-- Start Excerpted data --
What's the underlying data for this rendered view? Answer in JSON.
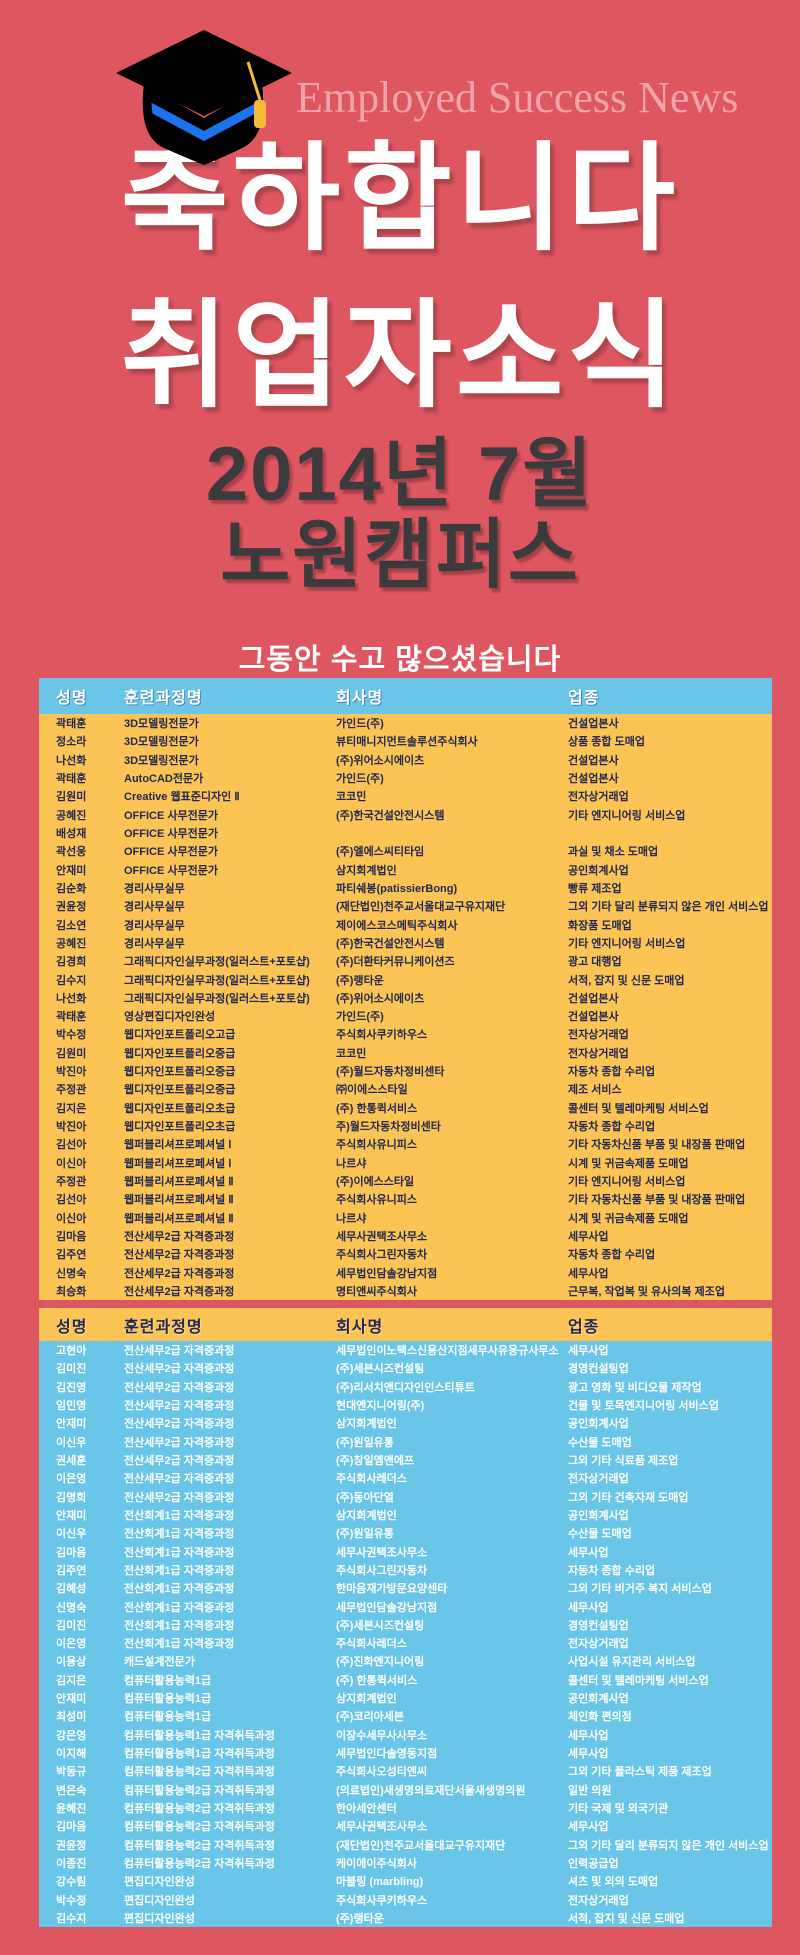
{
  "poster": {
    "brand": "Employed Success News",
    "headline_line1": "축하합니다",
    "headline_line2": "취업자소식",
    "period_line1": "2014년 7월",
    "period_line2": "노원캠퍼스",
    "tagline": "그동안 수고 많으셨습니다"
  },
  "icons": {
    "graduation_cap": "graduation-cap-icon"
  },
  "colors": {
    "background_red": "#de5660",
    "table_blue": "#6ac6e9",
    "table_yellow": "#fbc455",
    "dark_text": "#232850",
    "title_dark": "#3b3b3d",
    "brand_pink": "#f0a3a8",
    "cap_band_blue": "#1b74ee",
    "tassel_gold": "#f6b93c"
  },
  "tables": [
    {
      "name": "employment-list-1",
      "columns": [
        {
          "key": "name",
          "label": "성명"
        },
        {
          "key": "course",
          "label": "훈련과정명"
        },
        {
          "key": "company",
          "label": "회사명"
        },
        {
          "key": "industry",
          "label": "업종"
        }
      ],
      "rows": [
        [
          "곽태훈",
          "3D모델링전문가",
          "가인드(주)",
          "건설업본사"
        ],
        [
          "정소라",
          "3D모델링전문가",
          "뷰티매니지먼트솔루션주식회사",
          "상품 종합 도매업"
        ],
        [
          "나선화",
          "3D모델링전문가",
          "(주)위어소시에이츠",
          "건설업본사"
        ],
        [
          "곽태훈",
          "AutoCAD전문가",
          "가인드(주)",
          "건설업본사"
        ],
        [
          "김원미",
          "Creative 웹표준디자인 Ⅱ",
          "코코민",
          "전자상거래업"
        ],
        [
          "공혜진",
          "OFFICE 사무전문가",
          "(주)한국건설안전시스템",
          "기타 엔지니어링 서비스업"
        ],
        [
          "배성재",
          "OFFICE 사무전문가",
          "",
          ""
        ],
        [
          "곽선웅",
          "OFFICE 사무전문가",
          "(주)엘에스씨티타임",
          "과실 및 채소 도매업"
        ],
        [
          "안재미",
          "OFFICE 사무전문가",
          "삼지회계법인",
          "공인회계사업"
        ],
        [
          "김순화",
          "경리사무실무",
          "파티쉐봉(patissierBong)",
          "빵류 제조업"
        ],
        [
          "권윤정",
          "경리사무실무",
          "(재단법인)천주교서울대교구유지재단",
          "그외 기타 달리 분류되지 않은 개인 서비스업"
        ],
        [
          "김소연",
          "경리사무실무",
          "제이에스코스메틱주식회사",
          "화장품 도매업"
        ],
        [
          "공혜진",
          "경리사무실무",
          "(주)한국건설안전시스템",
          "기타 엔지니어링 서비스업"
        ],
        [
          "김경희",
          "그래픽디자인실무과정(일러스트+포토샵)",
          "(주)더환타커뮤니케이션즈",
          "광고 대행업"
        ],
        [
          "김수지",
          "그래픽디자인실무과정(일러스트+포토샵)",
          "(주)랭타운",
          "서적, 잡지 및 신문 도매업"
        ],
        [
          "나선화",
          "그래픽디자인실무과정(일러스트+포토샵)",
          "(주)위어소시에이츠",
          "건설업본사"
        ],
        [
          "곽태훈",
          "영상편집디자인완성",
          "가인드(주)",
          "건설업본사"
        ],
        [
          "박수정",
          "웹디자인포트폴리오고급",
          "주식회사쿠키하우스",
          "전자상거래업"
        ],
        [
          "김원미",
          "웹디자인포트폴리오중급",
          "코코민",
          "전자상거래업"
        ],
        [
          "박진아",
          "웹디자인포트폴리오중급",
          "(주)월드자동차정비센타",
          "자동차 종합 수리업"
        ],
        [
          "주정관",
          "웹디자인포트폴리오중급",
          "㈜이에스스타일",
          "제조 서비스"
        ],
        [
          "김지은",
          "웹디자인포트폴리오초급",
          "(주) 한통퀵서비스",
          "콜센터 및 텔레마케팅 서비스업"
        ],
        [
          "박진아",
          "웹디자인포트폴리오초급",
          "주)월드자동차정비센타",
          "자동차 종합 수리업"
        ],
        [
          "김선아",
          "웹퍼블리셔프로페셔널 Ⅰ",
          "주식회사유니피스",
          "기타 자동차신품 부품 및 내장품 판매업"
        ],
        [
          "이신아",
          "웹퍼블리셔프로페셔널 Ⅰ",
          "나르샤",
          "시계 및 귀금속제품 도매업"
        ],
        [
          "주정관",
          "웹퍼블리셔프로페셔널 Ⅱ",
          "(주)이에스스타일",
          "기타 엔지니어링 서비스업"
        ],
        [
          "김선아",
          "웹퍼블리셔프로페셔널 Ⅱ",
          "주식회사유니피스",
          "기타 자동차신품 부품 및 내장품 판매업"
        ],
        [
          "이신아",
          "웹퍼블리셔프로페셔널 Ⅱ",
          "나르샤",
          "시계 및 귀금속제품 도매업"
        ],
        [
          "김마음",
          "전산세무2급 자격증과정",
          "세무사권택조사무소",
          "세무사업"
        ],
        [
          "김주연",
          "전산세무2급 자격증과정",
          "주식회사그린자동차",
          "자동차 종합 수리업"
        ],
        [
          "신명숙",
          "전산세무2급 자격증과정",
          "세무법인담솔강남지점",
          "세무사업"
        ],
        [
          "최승화",
          "전산세무2급 자격증과정",
          "명티앤씨주식회사",
          "근무복, 작업복 및 유사의복 제조업"
        ]
      ]
    },
    {
      "name": "employment-list-2",
      "columns": [
        {
          "key": "name",
          "label": "성명"
        },
        {
          "key": "course",
          "label": "훈련과정명"
        },
        {
          "key": "company",
          "label": "회사명"
        },
        {
          "key": "industry",
          "label": "업종"
        }
      ],
      "rows": [
        [
          "고현아",
          "전산세무2급 자격증과정",
          "세무법인이노택스신용산지점세무사유웅규사무소",
          "세무사업"
        ],
        [
          "김미진",
          "전산세무2급 자격증과정",
          "(주)세븐시즈컨설팅",
          "경영컨설팅업"
        ],
        [
          "김진영",
          "전산세무2급 자격증과정",
          "(주)리서치앤디자인인스티튜트",
          "광고 영화 및 비디오물 제작업"
        ],
        [
          "임민영",
          "전산세무2급 자격증과정",
          "현대엔지니어링(주)",
          "건물 및 토목엔지니어링 서비스업"
        ],
        [
          "안재미",
          "전산세무2급 자격증과정",
          "삼지회계법인",
          "공인회계사업"
        ],
        [
          "이신우",
          "전산세무2급 자격증과정",
          "(주)원일유통",
          "수산물 도매업"
        ],
        [
          "권세훈",
          "전산세무2급 자격증과정",
          "(주)창일엠앤에프",
          "그외 기타 식료품 제조업"
        ],
        [
          "이은영",
          "전산세무2급 자격증과정",
          "주식회사레더스",
          "전자상거래업"
        ],
        [
          "김명희",
          "전산세무2급 자격증과정",
          "(주)동아단열",
          "그외 기타 건축자재 도매업"
        ],
        [
          "안재미",
          "전산회계1급 자격증과정",
          "삼지회계법인",
          "공인회계사업"
        ],
        [
          "이신우",
          "전산회계1급 자격증과정",
          "(주)원일유통",
          "수산물 도매업"
        ],
        [
          "김마음",
          "전산회계1급 자격증과정",
          "세무사권택조사무소",
          "세무사업"
        ],
        [
          "김주연",
          "전산회계1급 자격증과정",
          "주식회사그린자동차",
          "자동차 종합 수리업"
        ],
        [
          "김혜성",
          "전산회계1급 자격증과정",
          "한마음재가방문요양센타",
          "그외 기타 비거주 복지 서비스업"
        ],
        [
          "신명숙",
          "전산회계1급 자격증과정",
          "세무법인담솔강남지점",
          "세무사업"
        ],
        [
          "김미진",
          "전산회계1급 자격증과정",
          "(주)세븐시즈컨설팅",
          "경영컨설팅업"
        ],
        [
          "이은영",
          "전산회계1급 자격증과정",
          "주식회사레더스",
          "전자상거래업"
        ],
        [
          "이용상",
          "캐드설계전문가",
          "(주)진화엔지니어링",
          "사업시설 유지관리 서비스업"
        ],
        [
          "김지은",
          "컴퓨터활용능력1급",
          "(주) 한통퀵서비스",
          "콜센터 및 텔레마케팅 서비스업"
        ],
        [
          "안재미",
          "컴퓨터활용능력1급",
          "삼지회계법인",
          "공인회계사업"
        ],
        [
          "최성미",
          "컴퓨터활용능력1급",
          "(주)코리아세븐",
          "체인화 편의점"
        ],
        [
          "강은영",
          "컴퓨터활용능력1급 자격취득과정",
          "이장수세무사사무소",
          "세무사업"
        ],
        [
          "이지해",
          "컴퓨터활용능력1급 자격취득과정",
          "세무법인다솔영동지점",
          "세무사업"
        ],
        [
          "박동규",
          "컴퓨터활용능력2급 자격취득과정",
          "주식회사오성티앤씨",
          "그외 기타 플라스틱 제품 제조업"
        ],
        [
          "변은숙",
          "컴퓨터활용능력2급 자격취득과정",
          "(의료법인)새생명의료재단서울새생명의원",
          "일반 의원"
        ],
        [
          "윤혜진",
          "컴퓨터활용능력2급 자격취득과정",
          "한아세안센터",
          "기타 국제 및 외국기관"
        ],
        [
          "김마음",
          "컴퓨터활용능력2급 자격취득과정",
          "세무사권택조사무소",
          "세무사업"
        ],
        [
          "권윤정",
          "컴퓨터활용능력2급 자격취득과정",
          "(재단법인)천주교서울대교구유지재단",
          "그외 기타 달리 분류되지 않은 개인 서비스업"
        ],
        [
          "이종진",
          "컴퓨터활용능력2급 자격취득과정",
          "케이에이주식회사",
          "인력공급업"
        ],
        [
          "강수림",
          "편집디자인완성",
          "마블링 (marbling)",
          "셔츠 및 외의 도매업"
        ],
        [
          "박수정",
          "편집디자인완성",
          "주식회사쿠키하우스",
          "전자상거래업"
        ],
        [
          "김수지",
          "편집디자인완성",
          "(주)랭타운",
          "서적, 잡지 및 신문 도매업"
        ]
      ]
    }
  ]
}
-- End Excerpted data --
What is expected – Write out every line from the entries where "employment" appears.

Final answer –
      "name": "employment-list-1",
      "name": "employment-list-2",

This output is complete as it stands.